# DIRECTIVE 1:
Decide whether each statement below agrees with the forum post about the JanusGraph index. (a) The graph uses cassandra as its storage backend. (b) The index on "beginning" is built as a mixed index. (c) The property "active" is given the Double data type. Answer yes or no for each, and quote the deciding words from the forum post.

# DOCUMENT TEXT:
Hello everyone,
I'm rather new to gremlin and I have encountered a performance problem.
I have a graph with the dfollowing configuration : storage backend : cassandra, index backend : elasticsearch (default configuration for gremlin server with janusgraph.)
My graph contains around 30 million nodes, and I'm looking to retrieve nodes based on a numeric (Double) value called "beginning", on whoch I have created an index with the following code:
//properties creation
val beginning = mgmt.makePropertyKey("beginning").dataType(jDouble.getClass).cardinality(Cardinality.SINGLE).make()
mgmt.makePropertyKey("active").dataType(jBoolean.getClass).cardinality(Cardinality.SINGLE).make()
mgmt.makePropertyKey("lastTimestamp").dataType(jDouble.getClass).cardinality(Cardinality.SINGLE).make()
//index creation
mgmt.buildIndex("journeyBeginning",classOf[Vertex]).addKey(beginning).buildCompositeIndex()
later in my code I reindex like this :
graph.tx().rollback()
mgmt.commit()
mgmt = graph.openManagement()
mgmt.updateIndex(mgmt.getGraphIndex("journeyBeginning"),SchemaAction.REINDEX).get()
mgmt.commit()
I know that the index is working because when I try this query,
:> g.V().has("beginning", 1.522135450632E12)
I get my result instantly
However when I try this query,
:> g.V().has("beginning",inside(1522060884498,1522363884498)).next(1)

# DIRECTIVE 2:
Echo the rows without any change, from the first row up to and including the row that contains "- instruction-line-1: Tap".

# LISTED RECORDS:

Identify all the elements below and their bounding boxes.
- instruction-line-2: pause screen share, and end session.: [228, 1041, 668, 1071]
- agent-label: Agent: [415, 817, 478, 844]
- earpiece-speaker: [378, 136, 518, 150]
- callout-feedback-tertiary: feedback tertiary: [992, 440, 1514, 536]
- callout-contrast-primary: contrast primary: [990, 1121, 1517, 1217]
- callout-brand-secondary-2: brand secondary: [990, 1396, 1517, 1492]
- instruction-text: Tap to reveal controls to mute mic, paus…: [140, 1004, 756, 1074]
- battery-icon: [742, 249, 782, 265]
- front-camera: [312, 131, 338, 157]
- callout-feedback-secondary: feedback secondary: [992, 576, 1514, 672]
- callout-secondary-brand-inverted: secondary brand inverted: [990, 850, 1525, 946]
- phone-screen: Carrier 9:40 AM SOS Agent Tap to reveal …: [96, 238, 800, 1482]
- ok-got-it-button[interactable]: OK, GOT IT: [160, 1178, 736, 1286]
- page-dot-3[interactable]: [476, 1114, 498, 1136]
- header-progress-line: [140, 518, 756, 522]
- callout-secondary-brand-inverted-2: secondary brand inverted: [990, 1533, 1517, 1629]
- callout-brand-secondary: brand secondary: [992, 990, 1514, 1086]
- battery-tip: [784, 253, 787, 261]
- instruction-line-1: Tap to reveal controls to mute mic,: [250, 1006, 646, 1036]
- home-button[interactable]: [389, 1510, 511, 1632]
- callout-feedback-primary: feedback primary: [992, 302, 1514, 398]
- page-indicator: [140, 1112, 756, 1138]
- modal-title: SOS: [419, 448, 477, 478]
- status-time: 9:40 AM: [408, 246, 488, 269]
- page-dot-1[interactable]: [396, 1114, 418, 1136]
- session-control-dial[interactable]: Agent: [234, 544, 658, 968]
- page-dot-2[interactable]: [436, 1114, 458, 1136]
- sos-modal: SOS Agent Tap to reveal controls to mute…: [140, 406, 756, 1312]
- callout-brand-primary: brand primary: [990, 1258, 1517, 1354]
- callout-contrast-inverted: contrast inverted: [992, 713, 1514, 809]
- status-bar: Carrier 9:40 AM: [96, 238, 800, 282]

# CORRECT OUTPUT 1:
(a) Yes: "storage backend : cassandra"
(b) No: "buildCompositeIndex()"
(c) No: "mgmt.makePropertyKey("active").dataType(jBoolean.getClass)"

# CORRECT OUTPUT 2:
Identify all the elements below and their bounding boxes.
- instruction-line-2: pause screen share, and end session.: [228, 1041, 668, 1071]
- agent-label: Agent: [415, 817, 478, 844]
- earpiece-speaker: [378, 136, 518, 150]
- callout-feedback-tertiary: feedback tertiary: [992, 440, 1514, 536]
- callout-contrast-primary: contrast primary: [990, 1121, 1517, 1217]
- callout-brand-secondary-2: brand secondary: [990, 1396, 1517, 1492]
- instruction-text: Tap to reveal controls to mute mic, paus…: [140, 1004, 756, 1074]
- battery-icon: [742, 249, 782, 265]
- front-camera: [312, 131, 338, 157]
- callout-feedback-secondary: feedback secondary: [992, 576, 1514, 672]
- callout-secondary-brand-inverted: secondary brand inverted: [990, 850, 1525, 946]
- phone-screen: Carrier 9:40 AM SOS Agent Tap to reveal …: [96, 238, 800, 1482]
- ok-got-it-button[interactable]: OK, GOT IT: [160, 1178, 736, 1286]
- page-dot-3[interactable]: [476, 1114, 498, 1136]
- header-progress-line: [140, 518, 756, 522]
- callout-secondary-brand-inverted-2: secondary brand inverted: [990, 1533, 1517, 1629]
- callout-brand-secondary: brand secondary: [992, 990, 1514, 1086]
- battery-tip: [784, 253, 787, 261]
- instruction-line-1: Tap to reveal controls to mute mic,: [250, 1006, 646, 1036]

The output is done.